## AIM OF THE TASK
Pick out the lines below that include the string "counts".

## MATERIAL TO PROCESS
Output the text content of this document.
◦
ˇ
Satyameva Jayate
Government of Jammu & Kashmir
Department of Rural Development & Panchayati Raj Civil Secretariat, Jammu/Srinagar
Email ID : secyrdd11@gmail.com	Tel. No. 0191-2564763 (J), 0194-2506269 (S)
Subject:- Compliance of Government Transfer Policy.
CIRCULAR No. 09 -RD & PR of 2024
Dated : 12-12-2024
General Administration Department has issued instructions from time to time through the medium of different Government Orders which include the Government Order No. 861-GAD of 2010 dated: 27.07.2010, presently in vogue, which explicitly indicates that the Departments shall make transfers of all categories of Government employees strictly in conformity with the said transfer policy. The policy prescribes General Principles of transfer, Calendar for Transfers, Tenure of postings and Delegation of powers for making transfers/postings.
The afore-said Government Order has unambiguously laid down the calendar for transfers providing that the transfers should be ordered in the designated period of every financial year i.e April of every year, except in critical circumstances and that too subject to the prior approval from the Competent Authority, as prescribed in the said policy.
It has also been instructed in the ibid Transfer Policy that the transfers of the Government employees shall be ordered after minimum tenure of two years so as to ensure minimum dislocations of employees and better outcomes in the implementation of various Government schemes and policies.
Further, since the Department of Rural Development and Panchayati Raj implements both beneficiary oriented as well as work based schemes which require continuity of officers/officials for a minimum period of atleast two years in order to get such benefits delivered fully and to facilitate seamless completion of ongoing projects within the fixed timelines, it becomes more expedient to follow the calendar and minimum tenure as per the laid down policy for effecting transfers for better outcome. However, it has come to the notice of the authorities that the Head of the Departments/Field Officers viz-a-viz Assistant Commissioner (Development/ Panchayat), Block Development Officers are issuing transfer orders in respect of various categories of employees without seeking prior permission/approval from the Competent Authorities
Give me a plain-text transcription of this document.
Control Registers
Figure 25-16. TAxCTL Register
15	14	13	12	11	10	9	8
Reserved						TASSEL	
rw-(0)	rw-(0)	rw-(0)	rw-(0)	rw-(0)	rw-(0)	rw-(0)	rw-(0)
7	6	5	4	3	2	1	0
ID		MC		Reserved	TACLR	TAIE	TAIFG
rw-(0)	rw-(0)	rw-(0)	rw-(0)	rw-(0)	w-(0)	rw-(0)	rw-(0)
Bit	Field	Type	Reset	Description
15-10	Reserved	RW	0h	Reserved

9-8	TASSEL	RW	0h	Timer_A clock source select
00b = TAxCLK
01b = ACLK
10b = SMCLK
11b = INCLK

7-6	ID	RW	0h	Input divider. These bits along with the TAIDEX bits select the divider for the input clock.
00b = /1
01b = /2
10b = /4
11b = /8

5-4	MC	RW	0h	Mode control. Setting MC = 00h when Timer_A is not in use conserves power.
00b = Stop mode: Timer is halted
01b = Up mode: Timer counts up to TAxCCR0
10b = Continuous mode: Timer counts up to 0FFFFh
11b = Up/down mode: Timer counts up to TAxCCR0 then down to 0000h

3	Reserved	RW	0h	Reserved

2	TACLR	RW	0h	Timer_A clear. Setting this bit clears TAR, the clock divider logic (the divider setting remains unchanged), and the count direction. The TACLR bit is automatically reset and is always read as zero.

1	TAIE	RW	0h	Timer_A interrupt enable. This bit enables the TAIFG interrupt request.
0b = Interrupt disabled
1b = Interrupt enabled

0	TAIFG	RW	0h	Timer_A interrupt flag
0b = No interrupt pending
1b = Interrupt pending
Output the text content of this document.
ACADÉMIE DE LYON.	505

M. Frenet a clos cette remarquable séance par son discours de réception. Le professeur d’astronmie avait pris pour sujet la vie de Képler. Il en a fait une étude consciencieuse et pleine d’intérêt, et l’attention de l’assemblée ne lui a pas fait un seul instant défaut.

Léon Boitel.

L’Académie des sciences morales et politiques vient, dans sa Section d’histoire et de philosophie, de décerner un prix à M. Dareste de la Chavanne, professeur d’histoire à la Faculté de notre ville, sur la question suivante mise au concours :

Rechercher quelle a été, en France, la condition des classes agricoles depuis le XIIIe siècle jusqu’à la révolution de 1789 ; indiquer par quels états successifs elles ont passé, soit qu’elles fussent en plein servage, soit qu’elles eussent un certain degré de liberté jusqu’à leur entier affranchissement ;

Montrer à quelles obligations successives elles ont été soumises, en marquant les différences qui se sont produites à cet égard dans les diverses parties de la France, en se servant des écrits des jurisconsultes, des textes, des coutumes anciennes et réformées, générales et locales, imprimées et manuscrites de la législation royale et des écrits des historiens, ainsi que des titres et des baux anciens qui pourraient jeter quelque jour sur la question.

## WRITTEN ANSWER
01b = Up mode: Timer counts up to TAxCCR0
10b = Continuous mode: Timer counts up to 0FFFFh
11b = Up/down mode: Timer counts up to TAxCCR0 then down to 0000h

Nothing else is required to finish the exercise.